Set problem >>
All lines in the data bearing the string "DEVICES" should be identified and copied.

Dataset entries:

==============================

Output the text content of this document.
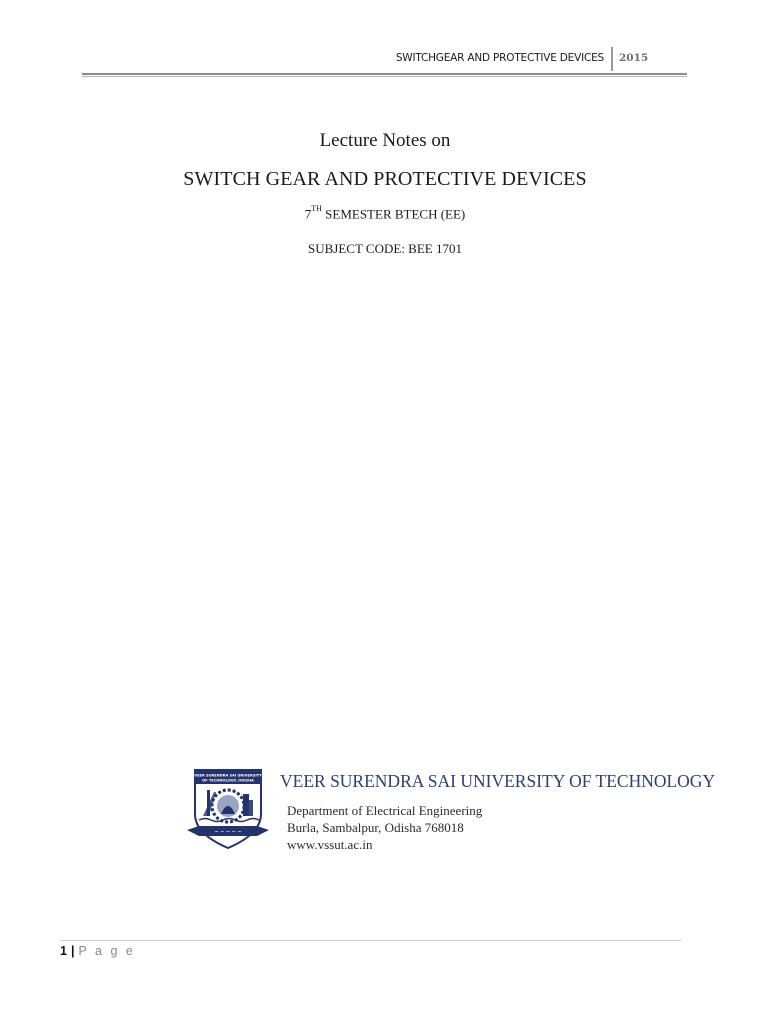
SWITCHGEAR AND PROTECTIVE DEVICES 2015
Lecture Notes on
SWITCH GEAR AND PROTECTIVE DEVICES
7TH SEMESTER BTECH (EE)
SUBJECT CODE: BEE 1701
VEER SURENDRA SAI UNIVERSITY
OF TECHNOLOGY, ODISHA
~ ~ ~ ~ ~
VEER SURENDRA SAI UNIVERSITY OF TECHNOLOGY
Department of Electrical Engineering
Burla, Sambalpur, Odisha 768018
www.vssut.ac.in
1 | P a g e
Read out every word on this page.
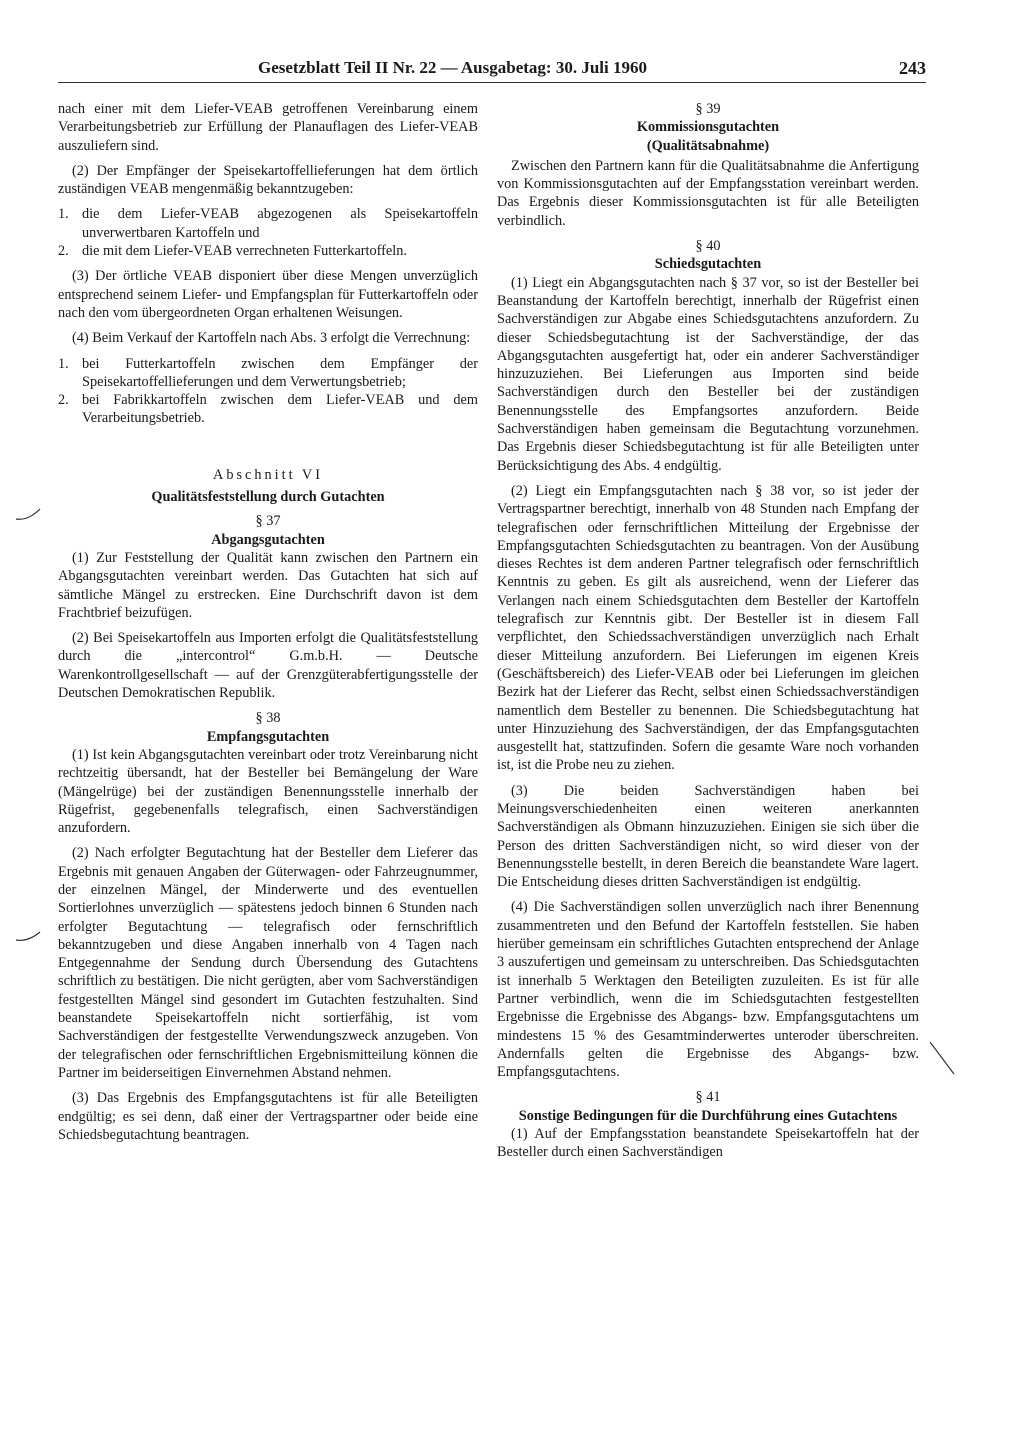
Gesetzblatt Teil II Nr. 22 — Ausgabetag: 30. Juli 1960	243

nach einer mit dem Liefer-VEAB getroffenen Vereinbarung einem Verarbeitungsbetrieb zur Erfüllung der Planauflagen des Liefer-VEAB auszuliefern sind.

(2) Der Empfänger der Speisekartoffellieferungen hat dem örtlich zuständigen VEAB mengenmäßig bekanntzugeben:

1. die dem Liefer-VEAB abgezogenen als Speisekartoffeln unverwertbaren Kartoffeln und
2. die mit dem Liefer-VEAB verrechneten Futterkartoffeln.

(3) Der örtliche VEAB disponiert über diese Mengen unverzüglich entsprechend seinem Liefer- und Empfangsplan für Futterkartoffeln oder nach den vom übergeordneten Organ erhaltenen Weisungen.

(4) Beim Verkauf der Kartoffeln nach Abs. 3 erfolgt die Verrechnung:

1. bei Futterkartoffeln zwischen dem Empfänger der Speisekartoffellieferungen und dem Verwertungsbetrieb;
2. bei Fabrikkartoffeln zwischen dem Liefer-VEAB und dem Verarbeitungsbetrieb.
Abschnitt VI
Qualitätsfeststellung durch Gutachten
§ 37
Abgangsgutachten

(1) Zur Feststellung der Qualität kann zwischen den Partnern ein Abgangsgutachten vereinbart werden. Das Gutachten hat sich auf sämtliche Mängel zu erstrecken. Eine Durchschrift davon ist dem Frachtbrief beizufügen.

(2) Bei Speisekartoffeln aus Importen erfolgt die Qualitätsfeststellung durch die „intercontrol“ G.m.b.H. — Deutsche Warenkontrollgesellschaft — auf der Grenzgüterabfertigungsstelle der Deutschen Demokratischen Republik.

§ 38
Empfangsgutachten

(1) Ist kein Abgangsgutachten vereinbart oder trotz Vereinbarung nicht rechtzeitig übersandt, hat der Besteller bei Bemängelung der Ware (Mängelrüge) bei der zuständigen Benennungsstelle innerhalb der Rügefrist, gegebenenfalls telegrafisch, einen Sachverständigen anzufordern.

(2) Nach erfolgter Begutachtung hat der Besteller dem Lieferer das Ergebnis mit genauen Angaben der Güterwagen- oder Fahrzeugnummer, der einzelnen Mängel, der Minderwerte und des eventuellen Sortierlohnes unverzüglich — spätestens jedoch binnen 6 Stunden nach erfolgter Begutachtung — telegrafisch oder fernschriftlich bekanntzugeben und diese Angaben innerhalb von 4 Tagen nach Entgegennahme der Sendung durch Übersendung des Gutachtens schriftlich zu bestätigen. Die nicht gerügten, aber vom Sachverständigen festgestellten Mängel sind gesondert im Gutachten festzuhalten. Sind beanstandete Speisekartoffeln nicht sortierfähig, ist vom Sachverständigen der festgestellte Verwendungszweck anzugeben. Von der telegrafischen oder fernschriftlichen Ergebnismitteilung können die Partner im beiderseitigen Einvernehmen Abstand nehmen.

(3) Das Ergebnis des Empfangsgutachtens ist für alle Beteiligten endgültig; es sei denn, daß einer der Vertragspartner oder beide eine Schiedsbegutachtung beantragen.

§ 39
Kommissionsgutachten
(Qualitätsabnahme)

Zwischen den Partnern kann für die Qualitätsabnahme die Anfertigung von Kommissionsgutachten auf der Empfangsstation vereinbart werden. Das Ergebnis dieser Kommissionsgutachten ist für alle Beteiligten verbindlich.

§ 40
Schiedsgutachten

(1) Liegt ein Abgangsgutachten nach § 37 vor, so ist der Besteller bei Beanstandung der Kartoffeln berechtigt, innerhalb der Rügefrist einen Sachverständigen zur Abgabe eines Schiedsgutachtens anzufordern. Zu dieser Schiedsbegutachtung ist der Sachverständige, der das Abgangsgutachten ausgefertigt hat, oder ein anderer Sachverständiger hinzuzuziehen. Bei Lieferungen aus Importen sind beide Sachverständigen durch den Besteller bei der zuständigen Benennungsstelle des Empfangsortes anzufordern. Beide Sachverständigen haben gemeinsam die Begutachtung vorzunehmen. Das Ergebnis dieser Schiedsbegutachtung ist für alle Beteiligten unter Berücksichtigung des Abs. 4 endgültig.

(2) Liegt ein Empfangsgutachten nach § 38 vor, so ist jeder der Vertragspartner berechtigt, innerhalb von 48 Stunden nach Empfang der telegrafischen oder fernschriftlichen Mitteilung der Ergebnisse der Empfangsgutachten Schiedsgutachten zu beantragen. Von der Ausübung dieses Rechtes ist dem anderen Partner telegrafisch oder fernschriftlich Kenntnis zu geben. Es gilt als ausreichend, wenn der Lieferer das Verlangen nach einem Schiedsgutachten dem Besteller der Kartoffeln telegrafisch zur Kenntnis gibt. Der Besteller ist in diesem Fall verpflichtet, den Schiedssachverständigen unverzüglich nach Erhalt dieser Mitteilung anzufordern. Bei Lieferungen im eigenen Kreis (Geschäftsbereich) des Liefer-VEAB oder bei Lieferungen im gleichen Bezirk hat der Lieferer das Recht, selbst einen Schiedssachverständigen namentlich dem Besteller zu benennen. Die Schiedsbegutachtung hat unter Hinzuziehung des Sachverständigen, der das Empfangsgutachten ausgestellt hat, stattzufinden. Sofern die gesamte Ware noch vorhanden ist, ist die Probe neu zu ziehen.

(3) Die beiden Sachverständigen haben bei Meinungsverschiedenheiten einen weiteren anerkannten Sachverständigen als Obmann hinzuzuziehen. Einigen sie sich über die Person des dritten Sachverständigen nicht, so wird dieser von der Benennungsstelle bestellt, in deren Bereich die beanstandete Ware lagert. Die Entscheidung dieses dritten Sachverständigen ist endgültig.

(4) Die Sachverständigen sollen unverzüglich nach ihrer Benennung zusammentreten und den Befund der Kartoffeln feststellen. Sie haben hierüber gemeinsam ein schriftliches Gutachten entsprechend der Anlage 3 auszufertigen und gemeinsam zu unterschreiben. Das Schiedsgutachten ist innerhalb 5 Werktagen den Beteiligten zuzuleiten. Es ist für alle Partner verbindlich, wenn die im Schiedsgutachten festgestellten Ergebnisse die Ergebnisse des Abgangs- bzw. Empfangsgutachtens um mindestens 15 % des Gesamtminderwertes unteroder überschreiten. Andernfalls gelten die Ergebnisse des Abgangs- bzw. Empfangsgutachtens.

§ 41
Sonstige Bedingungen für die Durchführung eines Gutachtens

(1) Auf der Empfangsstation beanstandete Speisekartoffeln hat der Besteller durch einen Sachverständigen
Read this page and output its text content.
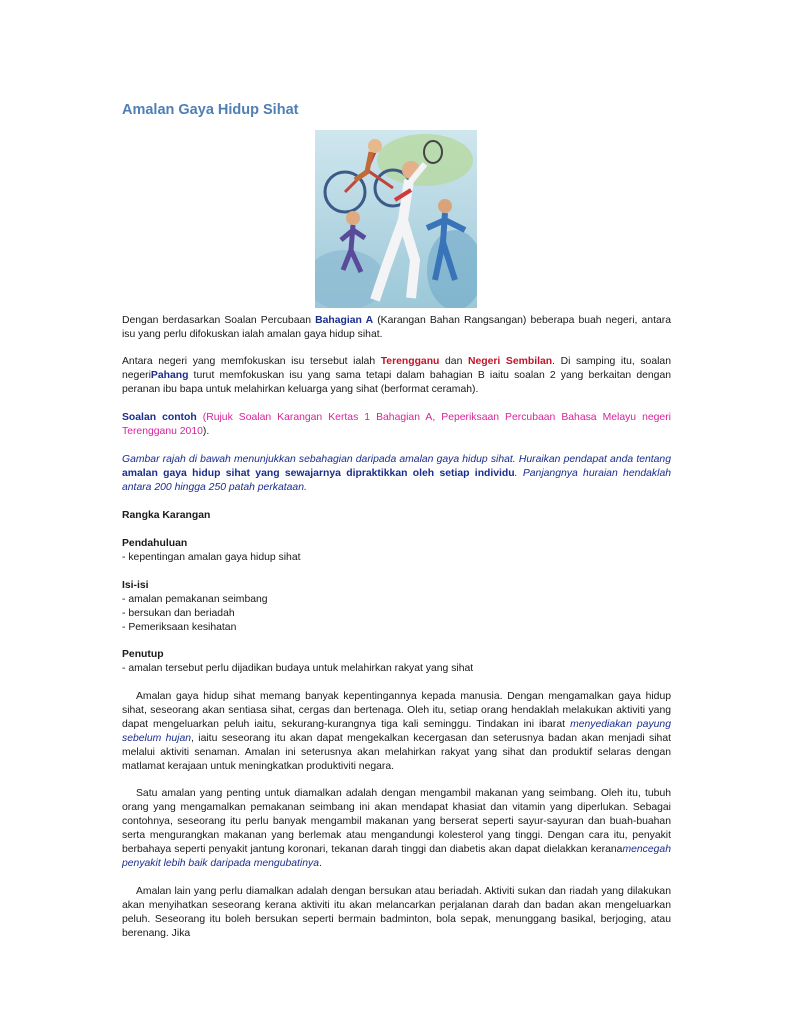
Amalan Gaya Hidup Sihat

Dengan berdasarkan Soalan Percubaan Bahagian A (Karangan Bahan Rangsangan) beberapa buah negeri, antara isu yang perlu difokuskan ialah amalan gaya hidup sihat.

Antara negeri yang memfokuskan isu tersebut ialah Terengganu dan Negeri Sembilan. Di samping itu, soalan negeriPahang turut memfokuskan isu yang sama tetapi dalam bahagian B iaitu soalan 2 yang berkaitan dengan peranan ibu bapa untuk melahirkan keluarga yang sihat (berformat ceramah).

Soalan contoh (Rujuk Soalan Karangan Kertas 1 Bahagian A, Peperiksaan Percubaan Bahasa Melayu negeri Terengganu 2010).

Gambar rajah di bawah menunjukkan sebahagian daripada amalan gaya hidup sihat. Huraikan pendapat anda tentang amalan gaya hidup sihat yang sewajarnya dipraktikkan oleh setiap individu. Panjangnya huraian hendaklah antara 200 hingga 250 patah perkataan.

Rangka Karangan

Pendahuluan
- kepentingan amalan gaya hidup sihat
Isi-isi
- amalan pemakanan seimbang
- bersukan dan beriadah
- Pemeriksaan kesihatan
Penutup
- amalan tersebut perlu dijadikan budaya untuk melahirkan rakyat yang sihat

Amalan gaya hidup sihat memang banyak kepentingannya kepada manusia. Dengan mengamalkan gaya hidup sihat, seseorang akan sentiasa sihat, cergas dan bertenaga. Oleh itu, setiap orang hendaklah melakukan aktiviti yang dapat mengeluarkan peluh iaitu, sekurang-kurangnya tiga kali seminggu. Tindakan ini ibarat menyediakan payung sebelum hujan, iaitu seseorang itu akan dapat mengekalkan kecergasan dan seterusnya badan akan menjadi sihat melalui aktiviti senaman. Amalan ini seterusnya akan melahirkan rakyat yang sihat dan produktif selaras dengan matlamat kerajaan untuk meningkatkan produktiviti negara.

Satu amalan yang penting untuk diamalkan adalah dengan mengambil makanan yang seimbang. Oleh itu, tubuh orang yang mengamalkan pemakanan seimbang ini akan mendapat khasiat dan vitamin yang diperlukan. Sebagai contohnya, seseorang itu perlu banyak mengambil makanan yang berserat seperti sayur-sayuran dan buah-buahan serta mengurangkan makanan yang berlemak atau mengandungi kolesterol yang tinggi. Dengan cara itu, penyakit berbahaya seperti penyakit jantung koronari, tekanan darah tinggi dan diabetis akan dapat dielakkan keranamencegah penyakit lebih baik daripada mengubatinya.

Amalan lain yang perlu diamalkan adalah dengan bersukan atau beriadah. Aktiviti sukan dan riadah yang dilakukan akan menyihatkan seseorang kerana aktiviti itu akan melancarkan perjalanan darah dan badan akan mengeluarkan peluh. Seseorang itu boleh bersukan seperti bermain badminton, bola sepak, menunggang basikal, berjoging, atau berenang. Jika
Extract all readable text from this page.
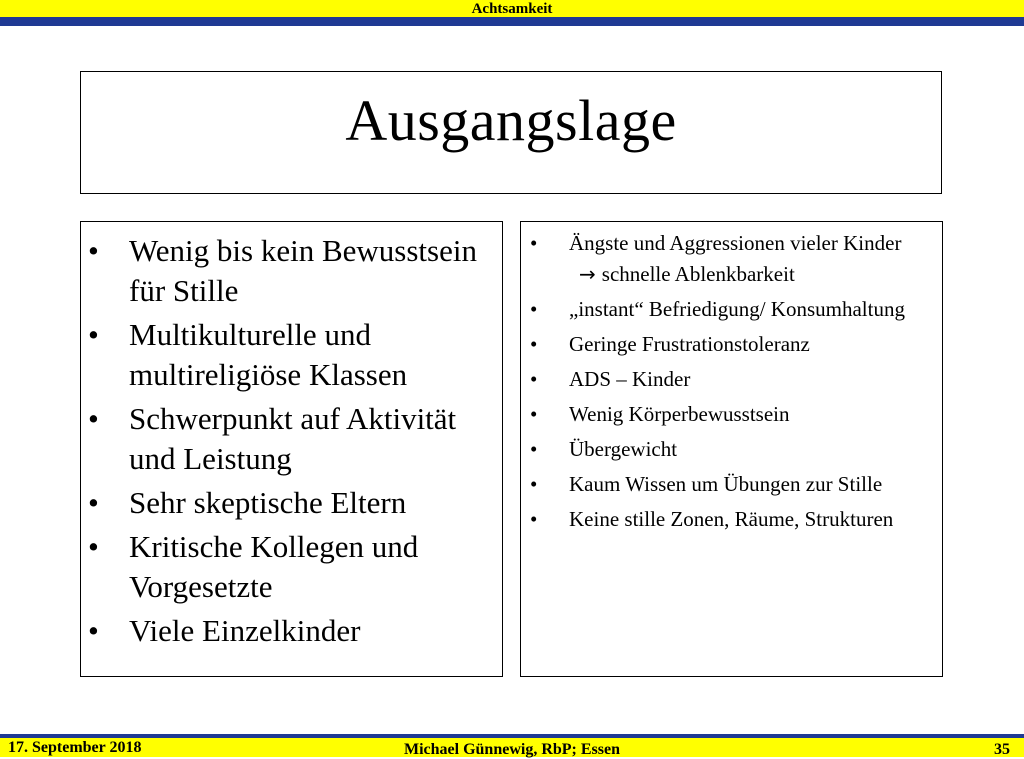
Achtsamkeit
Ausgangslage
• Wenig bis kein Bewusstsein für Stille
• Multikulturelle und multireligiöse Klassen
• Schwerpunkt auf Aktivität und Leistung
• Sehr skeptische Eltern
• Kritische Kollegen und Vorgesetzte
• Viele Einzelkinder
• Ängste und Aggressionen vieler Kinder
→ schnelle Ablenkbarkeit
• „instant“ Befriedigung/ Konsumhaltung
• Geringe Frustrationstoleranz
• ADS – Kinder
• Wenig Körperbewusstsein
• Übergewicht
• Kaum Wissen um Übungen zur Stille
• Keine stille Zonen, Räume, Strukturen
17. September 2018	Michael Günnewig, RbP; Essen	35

==============================

Solution for this task >>
SWITCHGEAR AND PROTECTIVE DEVICES 2015
SWITCH GEAR AND PROTECTIVE DEVICES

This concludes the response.